===== RECORDED DATA =====

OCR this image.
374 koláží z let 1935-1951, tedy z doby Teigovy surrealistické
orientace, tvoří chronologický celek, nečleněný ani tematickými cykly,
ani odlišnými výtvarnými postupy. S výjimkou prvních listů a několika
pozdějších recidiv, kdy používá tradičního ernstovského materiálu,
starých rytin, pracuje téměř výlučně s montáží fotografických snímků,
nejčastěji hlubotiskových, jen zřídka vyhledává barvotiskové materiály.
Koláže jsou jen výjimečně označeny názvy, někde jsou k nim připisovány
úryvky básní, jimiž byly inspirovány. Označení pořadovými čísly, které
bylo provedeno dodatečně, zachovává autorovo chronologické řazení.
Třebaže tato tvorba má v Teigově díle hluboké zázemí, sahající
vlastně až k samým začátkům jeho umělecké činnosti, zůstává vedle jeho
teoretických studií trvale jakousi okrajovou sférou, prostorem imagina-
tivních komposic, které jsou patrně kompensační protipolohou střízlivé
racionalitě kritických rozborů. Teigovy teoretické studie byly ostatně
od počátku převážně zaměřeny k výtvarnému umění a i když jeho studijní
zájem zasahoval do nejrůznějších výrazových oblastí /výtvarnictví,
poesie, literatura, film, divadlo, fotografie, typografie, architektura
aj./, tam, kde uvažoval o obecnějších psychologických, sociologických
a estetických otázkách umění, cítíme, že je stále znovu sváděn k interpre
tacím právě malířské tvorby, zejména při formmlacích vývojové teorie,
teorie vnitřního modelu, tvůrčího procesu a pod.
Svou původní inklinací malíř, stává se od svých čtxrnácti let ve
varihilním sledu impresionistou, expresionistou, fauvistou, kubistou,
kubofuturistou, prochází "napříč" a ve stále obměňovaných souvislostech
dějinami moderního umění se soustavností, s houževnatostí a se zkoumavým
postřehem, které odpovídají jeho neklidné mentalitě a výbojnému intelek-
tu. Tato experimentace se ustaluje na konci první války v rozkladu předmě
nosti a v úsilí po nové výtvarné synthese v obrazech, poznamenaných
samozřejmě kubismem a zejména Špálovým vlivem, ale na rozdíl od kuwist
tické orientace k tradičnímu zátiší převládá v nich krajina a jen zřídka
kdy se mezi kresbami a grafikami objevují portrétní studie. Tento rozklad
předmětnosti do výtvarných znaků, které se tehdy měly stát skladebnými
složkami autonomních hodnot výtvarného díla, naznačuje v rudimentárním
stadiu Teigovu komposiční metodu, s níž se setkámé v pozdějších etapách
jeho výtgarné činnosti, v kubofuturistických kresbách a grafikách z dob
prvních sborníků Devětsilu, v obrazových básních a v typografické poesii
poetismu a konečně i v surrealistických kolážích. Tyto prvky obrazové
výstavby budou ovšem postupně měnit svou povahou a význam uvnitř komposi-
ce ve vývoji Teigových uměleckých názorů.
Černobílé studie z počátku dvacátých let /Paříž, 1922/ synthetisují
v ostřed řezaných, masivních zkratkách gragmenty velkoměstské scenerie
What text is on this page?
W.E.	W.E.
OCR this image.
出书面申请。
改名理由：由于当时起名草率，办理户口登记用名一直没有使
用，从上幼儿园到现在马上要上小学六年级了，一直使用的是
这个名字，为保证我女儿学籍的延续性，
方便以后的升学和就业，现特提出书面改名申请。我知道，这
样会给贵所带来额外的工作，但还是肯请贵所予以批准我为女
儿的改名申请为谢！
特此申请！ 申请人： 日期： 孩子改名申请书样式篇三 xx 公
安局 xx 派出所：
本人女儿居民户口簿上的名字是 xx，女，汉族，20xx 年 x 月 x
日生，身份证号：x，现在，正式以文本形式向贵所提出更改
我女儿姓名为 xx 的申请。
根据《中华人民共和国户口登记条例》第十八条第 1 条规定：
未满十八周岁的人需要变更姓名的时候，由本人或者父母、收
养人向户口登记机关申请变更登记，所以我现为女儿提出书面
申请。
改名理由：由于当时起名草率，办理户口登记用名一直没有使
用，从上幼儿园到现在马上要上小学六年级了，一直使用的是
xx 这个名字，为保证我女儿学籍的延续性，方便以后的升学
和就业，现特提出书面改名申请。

=====

◆ **PROBLEM DETAILS**:
Return solely the number of lines in the data that include the word "činnosti".

◆ **IN RESPONSE**:
2